"""

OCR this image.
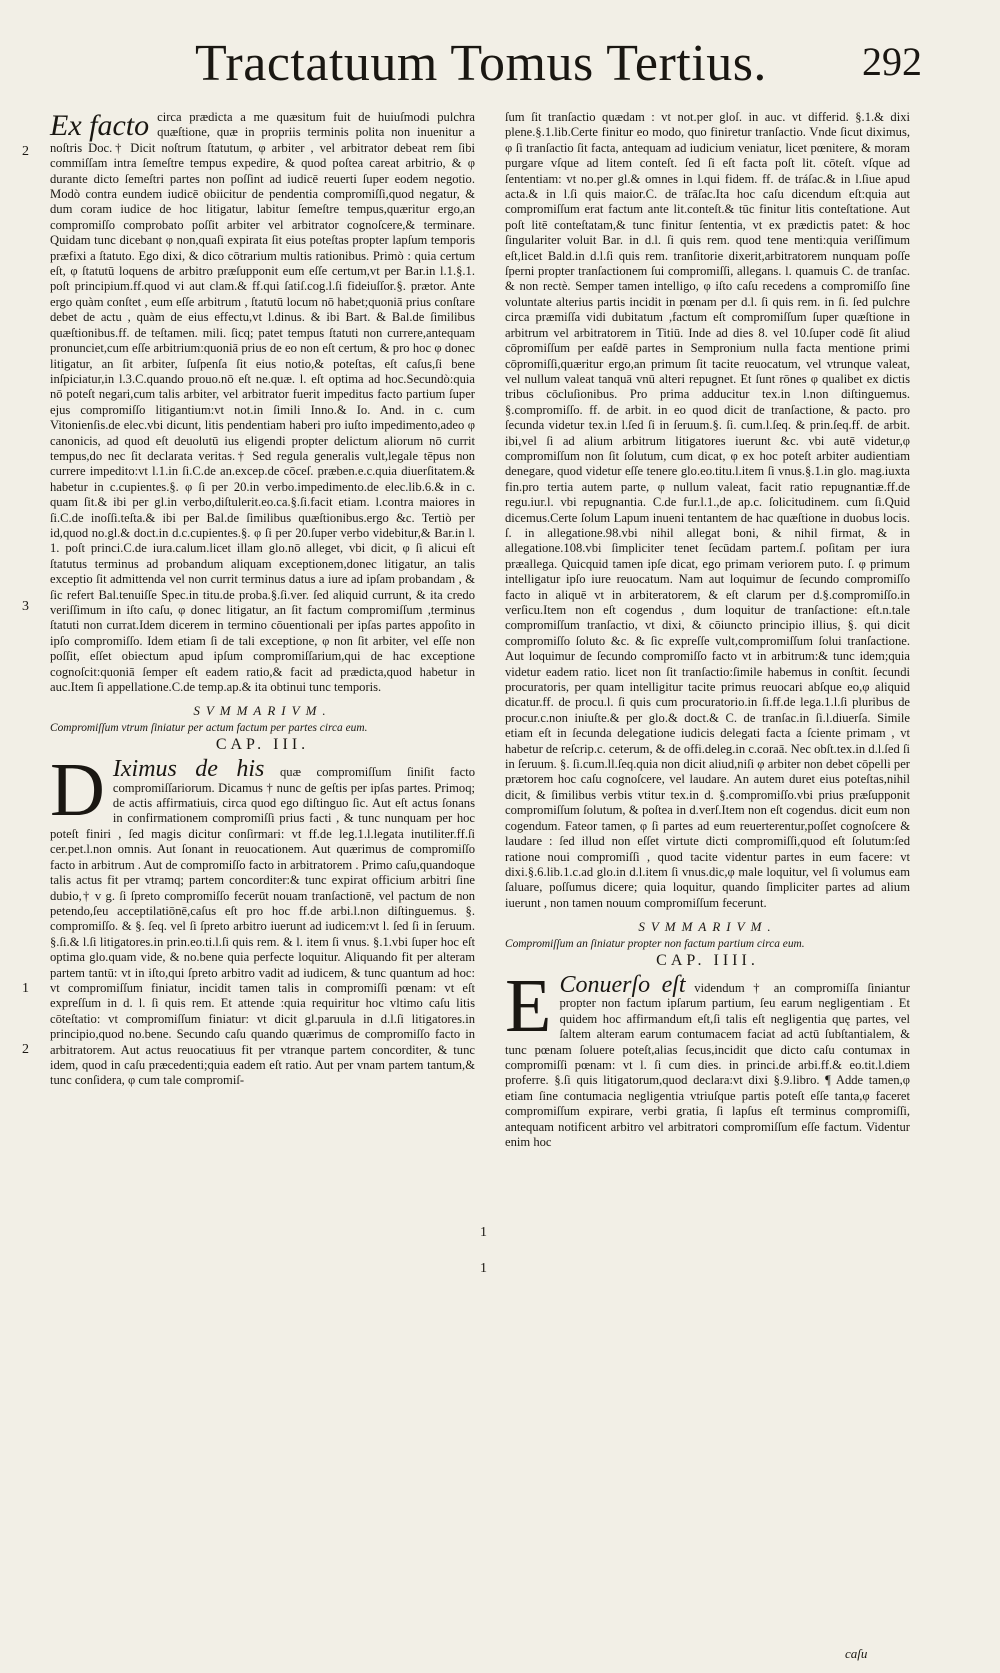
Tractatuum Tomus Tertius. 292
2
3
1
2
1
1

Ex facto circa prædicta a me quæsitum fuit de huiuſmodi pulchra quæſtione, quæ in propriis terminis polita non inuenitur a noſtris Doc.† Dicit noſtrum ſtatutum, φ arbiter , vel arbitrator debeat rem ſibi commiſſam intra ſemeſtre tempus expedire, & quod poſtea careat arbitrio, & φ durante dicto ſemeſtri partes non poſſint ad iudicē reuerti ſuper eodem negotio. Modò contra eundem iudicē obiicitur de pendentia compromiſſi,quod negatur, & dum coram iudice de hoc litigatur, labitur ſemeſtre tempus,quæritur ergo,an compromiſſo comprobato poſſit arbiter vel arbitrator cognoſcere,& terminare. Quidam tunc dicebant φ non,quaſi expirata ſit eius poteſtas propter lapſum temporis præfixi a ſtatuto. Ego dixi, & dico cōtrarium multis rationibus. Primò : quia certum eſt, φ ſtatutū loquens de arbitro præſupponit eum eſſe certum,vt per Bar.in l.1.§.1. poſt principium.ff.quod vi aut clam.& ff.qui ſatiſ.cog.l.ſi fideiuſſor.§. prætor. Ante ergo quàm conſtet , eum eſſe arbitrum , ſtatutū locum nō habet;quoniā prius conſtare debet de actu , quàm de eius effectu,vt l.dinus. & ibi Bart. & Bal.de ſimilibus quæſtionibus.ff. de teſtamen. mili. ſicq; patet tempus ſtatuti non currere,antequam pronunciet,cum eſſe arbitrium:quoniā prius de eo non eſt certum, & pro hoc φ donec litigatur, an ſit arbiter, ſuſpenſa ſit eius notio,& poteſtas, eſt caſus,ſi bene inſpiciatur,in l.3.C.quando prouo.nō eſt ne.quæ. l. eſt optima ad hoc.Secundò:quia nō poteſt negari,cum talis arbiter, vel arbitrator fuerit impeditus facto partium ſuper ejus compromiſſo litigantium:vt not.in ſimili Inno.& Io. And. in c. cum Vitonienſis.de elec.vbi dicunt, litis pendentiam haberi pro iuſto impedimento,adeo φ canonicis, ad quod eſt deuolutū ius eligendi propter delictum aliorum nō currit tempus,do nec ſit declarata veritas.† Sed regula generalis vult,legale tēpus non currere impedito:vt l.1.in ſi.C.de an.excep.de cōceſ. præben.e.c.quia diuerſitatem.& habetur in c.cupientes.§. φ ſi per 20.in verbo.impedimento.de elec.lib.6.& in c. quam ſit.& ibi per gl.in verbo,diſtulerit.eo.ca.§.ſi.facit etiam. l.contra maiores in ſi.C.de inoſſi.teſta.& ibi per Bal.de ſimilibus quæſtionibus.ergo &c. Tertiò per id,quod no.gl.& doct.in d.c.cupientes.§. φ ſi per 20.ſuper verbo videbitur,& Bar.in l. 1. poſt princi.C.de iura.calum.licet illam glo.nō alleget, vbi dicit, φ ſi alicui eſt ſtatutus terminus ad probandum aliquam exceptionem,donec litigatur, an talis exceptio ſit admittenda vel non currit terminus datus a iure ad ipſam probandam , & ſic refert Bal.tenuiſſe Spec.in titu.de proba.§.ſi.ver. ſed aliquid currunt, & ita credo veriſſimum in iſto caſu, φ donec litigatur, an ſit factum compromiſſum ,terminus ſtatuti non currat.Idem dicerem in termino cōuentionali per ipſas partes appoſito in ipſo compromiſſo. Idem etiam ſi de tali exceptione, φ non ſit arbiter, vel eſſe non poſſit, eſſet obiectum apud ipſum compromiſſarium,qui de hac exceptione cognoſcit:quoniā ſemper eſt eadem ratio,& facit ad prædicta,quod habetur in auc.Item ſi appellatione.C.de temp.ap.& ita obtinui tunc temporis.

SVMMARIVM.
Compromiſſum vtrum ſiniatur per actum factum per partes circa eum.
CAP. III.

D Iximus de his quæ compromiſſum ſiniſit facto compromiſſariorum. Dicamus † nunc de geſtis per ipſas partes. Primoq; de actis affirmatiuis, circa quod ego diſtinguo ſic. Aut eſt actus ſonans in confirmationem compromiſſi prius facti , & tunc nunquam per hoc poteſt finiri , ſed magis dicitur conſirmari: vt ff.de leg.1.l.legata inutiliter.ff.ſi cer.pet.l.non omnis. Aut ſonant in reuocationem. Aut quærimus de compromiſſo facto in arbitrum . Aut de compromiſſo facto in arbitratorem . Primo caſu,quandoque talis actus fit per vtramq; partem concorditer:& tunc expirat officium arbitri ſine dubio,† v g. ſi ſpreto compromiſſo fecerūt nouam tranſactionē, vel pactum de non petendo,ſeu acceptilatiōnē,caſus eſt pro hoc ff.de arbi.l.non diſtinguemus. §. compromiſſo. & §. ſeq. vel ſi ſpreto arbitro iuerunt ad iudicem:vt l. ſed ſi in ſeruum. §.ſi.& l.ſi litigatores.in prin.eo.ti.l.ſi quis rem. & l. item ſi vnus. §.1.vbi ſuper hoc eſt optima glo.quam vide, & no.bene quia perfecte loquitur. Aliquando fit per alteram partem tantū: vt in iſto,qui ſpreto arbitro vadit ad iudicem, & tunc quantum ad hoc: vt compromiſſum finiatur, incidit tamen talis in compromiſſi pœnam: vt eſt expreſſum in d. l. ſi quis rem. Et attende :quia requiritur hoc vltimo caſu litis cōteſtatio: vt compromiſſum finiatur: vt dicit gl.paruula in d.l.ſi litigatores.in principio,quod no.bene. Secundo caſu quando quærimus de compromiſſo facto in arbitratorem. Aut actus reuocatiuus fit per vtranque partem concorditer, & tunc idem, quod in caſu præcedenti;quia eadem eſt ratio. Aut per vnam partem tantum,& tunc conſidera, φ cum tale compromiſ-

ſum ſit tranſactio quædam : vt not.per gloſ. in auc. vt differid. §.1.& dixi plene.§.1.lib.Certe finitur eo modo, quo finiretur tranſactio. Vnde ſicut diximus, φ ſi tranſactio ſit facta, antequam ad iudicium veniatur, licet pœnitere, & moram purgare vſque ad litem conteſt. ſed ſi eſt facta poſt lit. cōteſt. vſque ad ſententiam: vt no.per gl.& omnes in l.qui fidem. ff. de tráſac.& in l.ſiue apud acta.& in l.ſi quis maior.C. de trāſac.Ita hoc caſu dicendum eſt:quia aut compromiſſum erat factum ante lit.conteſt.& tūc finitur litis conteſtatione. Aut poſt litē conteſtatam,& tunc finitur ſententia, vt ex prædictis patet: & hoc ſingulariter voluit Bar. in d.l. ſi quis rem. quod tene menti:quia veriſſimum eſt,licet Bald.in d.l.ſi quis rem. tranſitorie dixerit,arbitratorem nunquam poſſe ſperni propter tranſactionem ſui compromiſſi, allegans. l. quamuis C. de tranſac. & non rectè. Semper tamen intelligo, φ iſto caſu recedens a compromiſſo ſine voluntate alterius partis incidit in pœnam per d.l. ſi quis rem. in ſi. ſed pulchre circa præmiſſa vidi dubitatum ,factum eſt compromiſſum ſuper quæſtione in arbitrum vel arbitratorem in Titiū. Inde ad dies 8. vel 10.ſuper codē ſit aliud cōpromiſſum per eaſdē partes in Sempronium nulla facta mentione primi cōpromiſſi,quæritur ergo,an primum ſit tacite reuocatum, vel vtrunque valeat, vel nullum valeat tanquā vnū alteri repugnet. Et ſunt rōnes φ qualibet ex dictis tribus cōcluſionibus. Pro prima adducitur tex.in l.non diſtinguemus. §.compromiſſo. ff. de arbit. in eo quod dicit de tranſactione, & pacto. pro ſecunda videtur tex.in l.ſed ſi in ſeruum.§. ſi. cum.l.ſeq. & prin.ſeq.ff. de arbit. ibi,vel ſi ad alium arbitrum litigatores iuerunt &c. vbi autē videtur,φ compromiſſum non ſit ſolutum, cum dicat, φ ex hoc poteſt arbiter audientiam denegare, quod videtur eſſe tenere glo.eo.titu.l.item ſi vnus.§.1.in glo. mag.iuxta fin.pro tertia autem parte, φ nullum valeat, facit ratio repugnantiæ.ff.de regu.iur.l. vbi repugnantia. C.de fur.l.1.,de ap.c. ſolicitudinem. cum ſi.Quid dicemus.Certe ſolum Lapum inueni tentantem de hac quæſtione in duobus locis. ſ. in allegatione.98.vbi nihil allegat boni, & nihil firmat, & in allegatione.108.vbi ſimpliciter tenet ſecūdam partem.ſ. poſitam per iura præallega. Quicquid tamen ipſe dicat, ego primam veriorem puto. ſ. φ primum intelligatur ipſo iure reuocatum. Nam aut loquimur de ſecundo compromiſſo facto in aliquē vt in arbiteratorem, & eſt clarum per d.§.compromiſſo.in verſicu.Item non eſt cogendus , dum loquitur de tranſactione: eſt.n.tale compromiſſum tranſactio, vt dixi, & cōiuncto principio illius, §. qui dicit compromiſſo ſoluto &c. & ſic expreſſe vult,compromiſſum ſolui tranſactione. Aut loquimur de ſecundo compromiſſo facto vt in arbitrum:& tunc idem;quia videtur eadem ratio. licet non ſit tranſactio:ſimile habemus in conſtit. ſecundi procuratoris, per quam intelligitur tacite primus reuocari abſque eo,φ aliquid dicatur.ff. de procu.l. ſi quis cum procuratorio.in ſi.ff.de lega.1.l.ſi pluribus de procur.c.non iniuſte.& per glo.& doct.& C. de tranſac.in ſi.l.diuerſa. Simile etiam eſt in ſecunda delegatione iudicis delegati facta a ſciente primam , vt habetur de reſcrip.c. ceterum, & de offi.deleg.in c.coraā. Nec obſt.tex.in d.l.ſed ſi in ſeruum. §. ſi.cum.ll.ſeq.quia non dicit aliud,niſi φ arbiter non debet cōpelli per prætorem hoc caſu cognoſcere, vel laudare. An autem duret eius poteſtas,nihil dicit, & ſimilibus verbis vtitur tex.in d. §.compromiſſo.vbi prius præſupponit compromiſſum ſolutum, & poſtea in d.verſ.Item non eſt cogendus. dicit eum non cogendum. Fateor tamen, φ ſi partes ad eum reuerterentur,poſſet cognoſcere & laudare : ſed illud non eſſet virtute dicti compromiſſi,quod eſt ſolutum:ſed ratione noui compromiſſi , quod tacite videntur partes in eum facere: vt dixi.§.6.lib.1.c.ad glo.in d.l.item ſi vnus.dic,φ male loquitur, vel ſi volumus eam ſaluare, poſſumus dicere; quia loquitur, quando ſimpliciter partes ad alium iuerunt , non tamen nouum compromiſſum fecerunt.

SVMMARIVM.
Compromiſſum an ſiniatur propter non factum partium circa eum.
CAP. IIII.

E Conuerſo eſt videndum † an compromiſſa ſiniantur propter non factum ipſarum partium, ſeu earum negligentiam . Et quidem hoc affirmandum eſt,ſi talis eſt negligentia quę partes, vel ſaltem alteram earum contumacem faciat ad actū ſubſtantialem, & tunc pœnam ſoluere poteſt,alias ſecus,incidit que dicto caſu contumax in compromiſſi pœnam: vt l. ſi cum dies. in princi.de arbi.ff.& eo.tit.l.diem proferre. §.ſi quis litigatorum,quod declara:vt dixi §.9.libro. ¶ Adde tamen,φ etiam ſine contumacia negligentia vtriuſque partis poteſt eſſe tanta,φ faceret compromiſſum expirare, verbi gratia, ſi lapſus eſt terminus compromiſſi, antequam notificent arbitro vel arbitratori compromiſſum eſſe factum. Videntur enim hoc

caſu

"""

> What to work on
Read the entries above, then pull out the lines that include "ſiniatur".

> Expected answer
Compromiſſum vtrum ſiniatur per actum factum per partes circa eum.
Compromiſſum an ſiniatur propter non factum partium circa eum.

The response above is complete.